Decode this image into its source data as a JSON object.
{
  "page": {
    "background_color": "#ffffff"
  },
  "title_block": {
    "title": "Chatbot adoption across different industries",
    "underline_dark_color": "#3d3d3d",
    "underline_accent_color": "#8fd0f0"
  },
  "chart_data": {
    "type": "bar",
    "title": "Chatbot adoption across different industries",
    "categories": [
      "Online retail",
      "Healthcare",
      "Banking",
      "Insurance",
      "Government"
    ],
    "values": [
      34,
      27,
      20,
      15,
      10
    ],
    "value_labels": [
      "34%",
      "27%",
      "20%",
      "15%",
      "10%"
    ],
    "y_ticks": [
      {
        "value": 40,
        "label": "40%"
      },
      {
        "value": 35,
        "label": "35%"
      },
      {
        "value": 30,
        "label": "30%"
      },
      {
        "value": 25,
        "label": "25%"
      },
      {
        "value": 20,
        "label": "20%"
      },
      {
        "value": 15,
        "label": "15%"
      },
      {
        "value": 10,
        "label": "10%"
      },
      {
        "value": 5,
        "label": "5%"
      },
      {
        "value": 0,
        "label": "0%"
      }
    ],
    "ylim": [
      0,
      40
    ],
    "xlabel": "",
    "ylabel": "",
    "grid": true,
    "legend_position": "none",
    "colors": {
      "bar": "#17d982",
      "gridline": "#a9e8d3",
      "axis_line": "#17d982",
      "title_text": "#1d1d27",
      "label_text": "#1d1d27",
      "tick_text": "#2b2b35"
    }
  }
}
▬▬▬▬▬▬
### Problem description
Print the material above once more, exactly.

### Response for this exercise
Decode this image into its source data as a JSON object.
{
  "page": {
    "background_color": "#ffffff"
  },
  "title_block": {
    "title": "Chatbot adoption across different industries",
    "underline_dark_color": "#3d3d3d",
    "underline_accent_color": "#8fd0f0"
  },
  "chart_data": {
    "type": "bar",
    "title": "Chatbot adoption across different industries",
    "categories": [
      "Online retail",
      "Healthcare",
      "Banking",
      "Insurance",
      "Government"
    ],
    "values": [
      34,
      27,
      20,
      15,
      10
    ],
    "value_labels": [
      "34%",
      "27%",
      "20%",
      "15%",
      "10%"
    ],
    "y_ticks": [
      {
        "value": 40,
        "label": "40%"
      },
      {
        "value": 35,
        "label": "35%"
      },
      {
        "value": 30,
        "label": "30%"
      },
      {
        "value": 25,
        "label": "25%"
      },
      {
        "value": 20,
        "label": "20%"
      },
      {
        "value": 15,
        "label": "15%"
      },
      {
        "value": 10,
        "label": "10%"
      },
      {
        "value": 5,
        "label": "5%"
      },
      {
        "value": 0,
        "label": "0%"
      }
    ],
    "ylim": [
      0,
      40
    ],
    "xlabel": "",
    "ylabel": "",
    "grid": true,
    "legend_position": "none",
    "colors": {
      "bar": "#17d982",
      "gridline": "#a9e8d3",
      "axis_line": "#17d982",
      "title_text": "#1d1d27",
      "label_text": "#1d1d27",
      "tick_text": "#2b2b35"
    }
  }
}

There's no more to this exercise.